### RECORDS SUPPLIED
• • • • • • •
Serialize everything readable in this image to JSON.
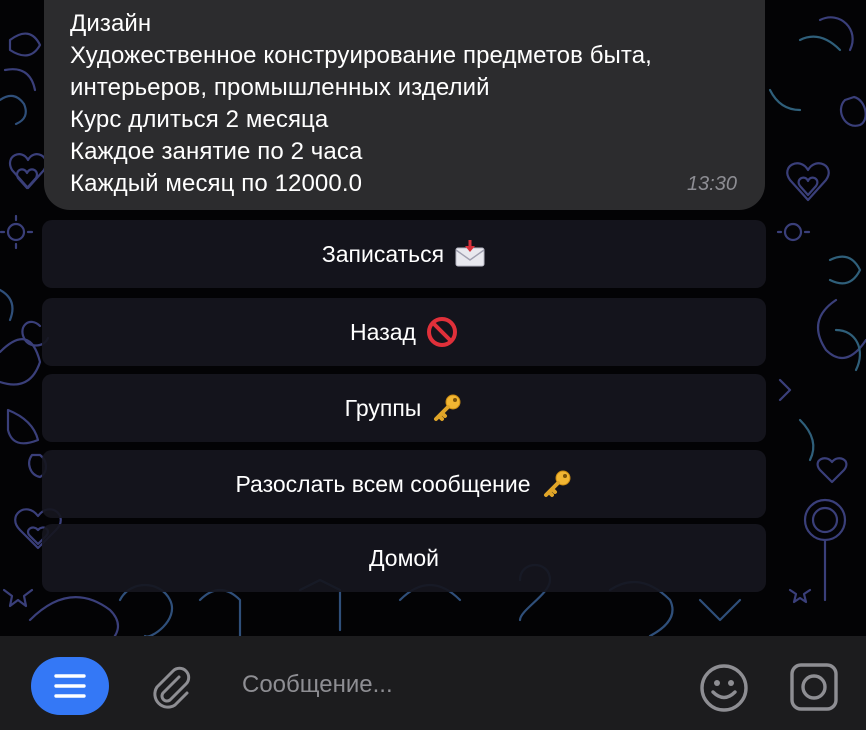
{
  "message": {
    "lines": [
      "Дизайн",
      "Художественное конструирование предметов быта,",
      "интерьеров, промышленных изделий",
      "Курс длиться 2 месяца",
      "Каждое занятие по 2 часа",
      "Каждый месяц по 12000.0"
    ],
    "time": "13:30"
  },
  "keyboard": {
    "buttons": [
      {
        "label": "Записаться",
        "icon": "incoming-envelope-emoji"
      },
      {
        "label": "Назад",
        "icon": "prohibited-emoji"
      },
      {
        "label": "Группы",
        "icon": "key-emoji"
      },
      {
        "label": "Разослать всем сообщение",
        "icon": "key-emoji"
      },
      {
        "label": "Домой",
        "icon": ""
      }
    ]
  },
  "input": {
    "placeholder": "Сообщение...",
    "value": ""
  },
  "colors": {
    "accent": "#3478f6",
    "bubble": "#2c2c2e",
    "bar": "#1c1c1e",
    "wallpaper_line": "#2a3a5a"
  },
  "icons": {
    "menu": "menu-icon",
    "attach": "paperclip-icon",
    "sticker": "smiley-icon",
    "camera": "camera-icon"
  }
}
• • • • • • •
### DIRECTIONS
Set the listing down in full and exactly. Pictures within it should not appear in the copy.

### TASK OUTPUT
Serialize everything readable in this image to JSON.
{
  "message": {
    "lines": [
      "Дизайн",
      "Художественное конструирование предметов быта,",
      "интерьеров, промышленных изделий",
      "Курс длиться 2 месяца",
      "Каждое занятие по 2 часа",
      "Каждый месяц по 12000.0"
    ],
    "time": "13:30"
  },
  "keyboard": {
    "buttons": [
      {
        "label": "Записаться",
        "icon": "incoming-envelope-emoji"
      },
      {
        "label": "Назад",
        "icon": "prohibited-emoji"
      },
      {
        "label": "Группы",
        "icon": "key-emoji"
      },
      {
        "label": "Разослать всем сообщение",
        "icon": "key-emoji"
      },
      {
        "label": "Домой",
        "icon": ""
      }
    ]
  },
  "input": {
    "placeholder": "Сообщение...",
    "value": ""
  },
  "colors": {
    "accent": "#3478f6",
    "bubble": "#2c2c2e",
    "bar": "#1c1c1e",
    "wallpaper_line": "#2a3a5a"
  },
  "icons": {
    "menu": "menu-icon",
    "attach": "paperclip-icon",
    "sticker": "smiley-icon",
    "camera": "camera-icon"
  }
}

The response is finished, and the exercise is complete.